> [Exercise objective] Copy every line of the records below that holds the word "Lista".

########

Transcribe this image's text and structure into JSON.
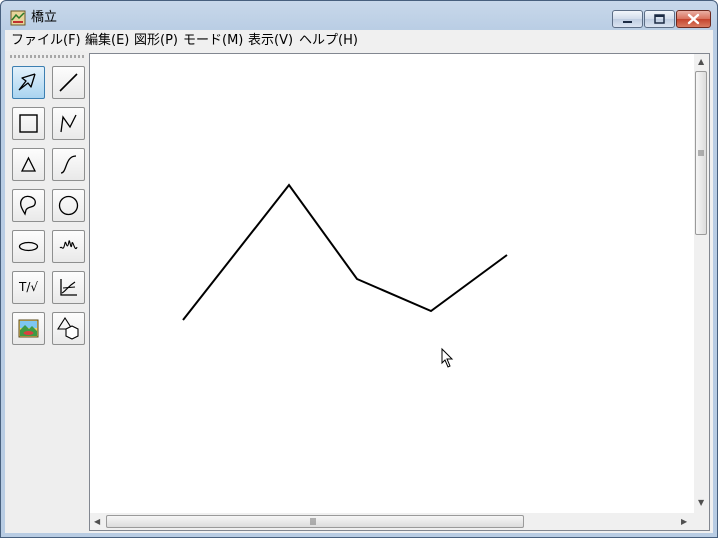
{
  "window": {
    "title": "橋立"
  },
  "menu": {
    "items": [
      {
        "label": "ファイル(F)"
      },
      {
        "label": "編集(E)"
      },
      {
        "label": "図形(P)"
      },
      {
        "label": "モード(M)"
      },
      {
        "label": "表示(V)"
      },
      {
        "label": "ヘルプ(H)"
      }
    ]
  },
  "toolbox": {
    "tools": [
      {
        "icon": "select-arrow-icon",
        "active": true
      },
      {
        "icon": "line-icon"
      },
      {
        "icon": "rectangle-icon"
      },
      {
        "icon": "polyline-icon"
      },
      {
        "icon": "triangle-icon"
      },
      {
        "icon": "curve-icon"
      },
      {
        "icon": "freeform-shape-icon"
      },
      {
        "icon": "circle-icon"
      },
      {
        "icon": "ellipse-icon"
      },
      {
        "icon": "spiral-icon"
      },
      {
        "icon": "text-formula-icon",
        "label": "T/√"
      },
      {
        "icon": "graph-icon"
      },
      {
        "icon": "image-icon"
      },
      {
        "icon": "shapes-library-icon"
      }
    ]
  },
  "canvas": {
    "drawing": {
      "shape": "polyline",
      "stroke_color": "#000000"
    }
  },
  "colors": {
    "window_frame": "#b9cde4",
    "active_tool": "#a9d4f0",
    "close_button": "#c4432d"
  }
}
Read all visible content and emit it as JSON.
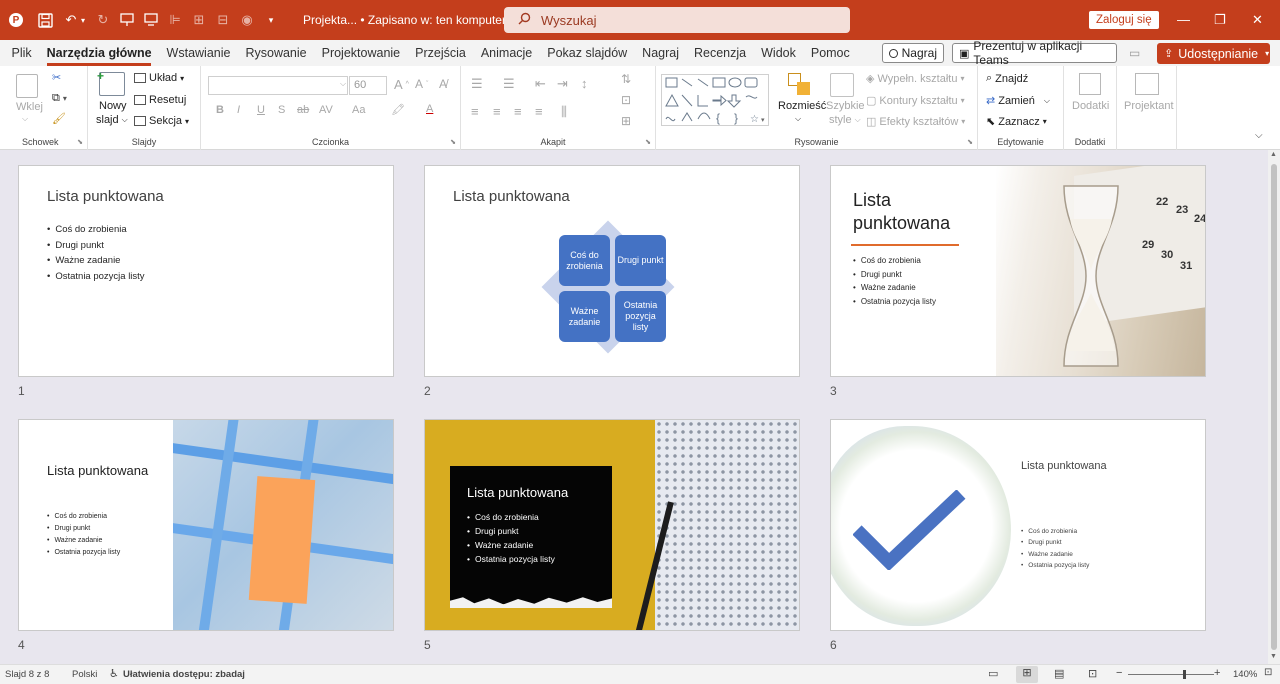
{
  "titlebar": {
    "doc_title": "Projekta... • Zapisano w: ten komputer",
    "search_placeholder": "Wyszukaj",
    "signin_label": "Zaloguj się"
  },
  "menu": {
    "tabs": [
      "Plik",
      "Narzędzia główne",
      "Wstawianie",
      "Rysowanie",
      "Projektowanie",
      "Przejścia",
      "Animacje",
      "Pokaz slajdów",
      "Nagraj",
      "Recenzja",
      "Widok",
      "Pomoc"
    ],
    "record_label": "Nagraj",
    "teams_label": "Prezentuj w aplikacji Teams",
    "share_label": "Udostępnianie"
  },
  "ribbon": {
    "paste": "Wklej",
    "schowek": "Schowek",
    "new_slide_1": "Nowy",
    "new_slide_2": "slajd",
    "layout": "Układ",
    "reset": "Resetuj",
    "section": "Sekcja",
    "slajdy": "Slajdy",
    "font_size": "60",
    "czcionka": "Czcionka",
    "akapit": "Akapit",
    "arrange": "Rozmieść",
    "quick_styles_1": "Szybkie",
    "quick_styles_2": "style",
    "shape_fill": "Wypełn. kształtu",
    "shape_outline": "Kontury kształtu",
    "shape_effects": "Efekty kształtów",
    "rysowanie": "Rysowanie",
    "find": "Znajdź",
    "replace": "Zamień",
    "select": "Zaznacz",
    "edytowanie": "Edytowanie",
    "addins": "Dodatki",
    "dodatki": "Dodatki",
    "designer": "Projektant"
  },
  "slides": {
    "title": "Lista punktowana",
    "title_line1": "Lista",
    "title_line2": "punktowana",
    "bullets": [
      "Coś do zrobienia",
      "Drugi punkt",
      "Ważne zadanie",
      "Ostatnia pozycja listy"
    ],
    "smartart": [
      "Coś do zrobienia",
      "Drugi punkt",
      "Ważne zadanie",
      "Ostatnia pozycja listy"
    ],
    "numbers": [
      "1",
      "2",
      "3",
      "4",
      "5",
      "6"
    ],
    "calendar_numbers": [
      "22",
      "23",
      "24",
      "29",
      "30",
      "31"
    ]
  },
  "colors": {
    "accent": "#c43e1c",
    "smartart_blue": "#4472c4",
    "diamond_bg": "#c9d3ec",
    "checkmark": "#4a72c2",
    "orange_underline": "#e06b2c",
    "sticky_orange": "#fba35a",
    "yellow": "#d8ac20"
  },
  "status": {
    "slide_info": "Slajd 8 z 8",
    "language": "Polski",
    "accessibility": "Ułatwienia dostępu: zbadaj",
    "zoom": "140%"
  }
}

########

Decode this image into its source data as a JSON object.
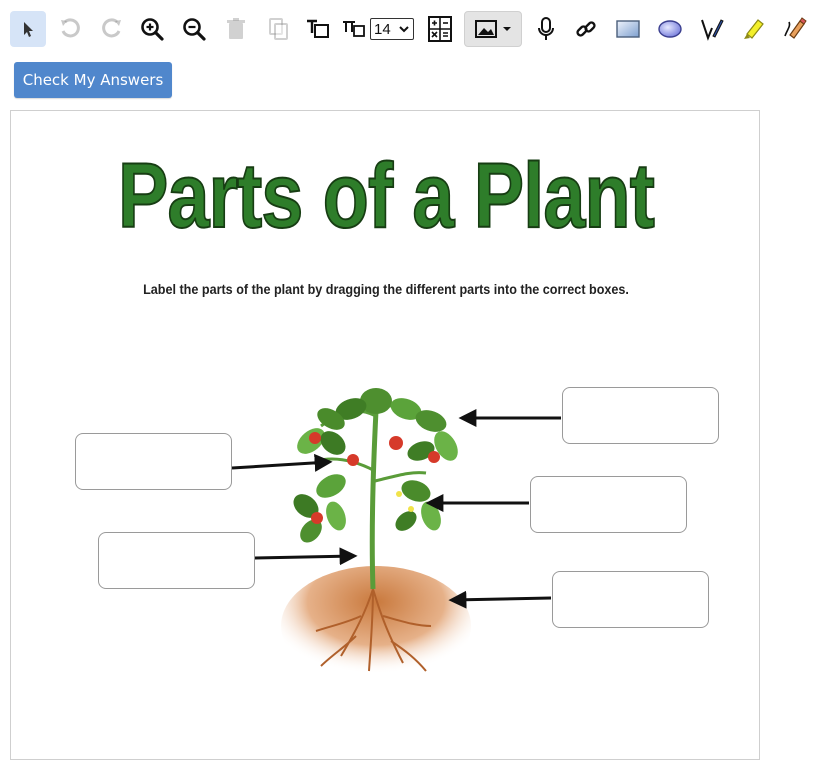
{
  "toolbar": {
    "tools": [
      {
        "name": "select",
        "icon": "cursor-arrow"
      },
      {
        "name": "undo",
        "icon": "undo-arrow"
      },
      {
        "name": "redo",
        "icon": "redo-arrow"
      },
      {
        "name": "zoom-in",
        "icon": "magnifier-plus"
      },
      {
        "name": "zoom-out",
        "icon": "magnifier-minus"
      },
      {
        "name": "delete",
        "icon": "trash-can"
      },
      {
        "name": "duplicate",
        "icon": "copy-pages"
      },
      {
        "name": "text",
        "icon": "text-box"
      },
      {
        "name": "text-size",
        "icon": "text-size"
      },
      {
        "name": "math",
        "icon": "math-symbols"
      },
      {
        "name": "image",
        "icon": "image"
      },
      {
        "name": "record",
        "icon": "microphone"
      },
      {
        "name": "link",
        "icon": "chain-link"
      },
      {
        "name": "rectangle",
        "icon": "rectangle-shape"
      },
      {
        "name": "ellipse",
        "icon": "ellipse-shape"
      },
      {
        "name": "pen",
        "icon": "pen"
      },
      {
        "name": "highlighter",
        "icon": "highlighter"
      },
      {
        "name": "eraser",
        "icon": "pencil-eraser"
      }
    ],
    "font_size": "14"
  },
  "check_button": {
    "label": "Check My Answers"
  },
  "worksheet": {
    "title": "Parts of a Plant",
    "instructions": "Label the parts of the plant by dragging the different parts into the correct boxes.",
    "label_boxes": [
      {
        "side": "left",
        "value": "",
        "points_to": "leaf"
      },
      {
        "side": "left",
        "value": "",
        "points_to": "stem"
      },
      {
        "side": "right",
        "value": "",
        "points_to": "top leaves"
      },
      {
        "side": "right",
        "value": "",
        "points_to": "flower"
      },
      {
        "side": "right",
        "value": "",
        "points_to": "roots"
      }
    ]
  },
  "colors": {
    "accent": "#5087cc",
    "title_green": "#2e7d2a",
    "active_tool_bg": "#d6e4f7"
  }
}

########

> [Result of this exercise]
    "title": "Lista punktowana",
    "title_line1": "Lista",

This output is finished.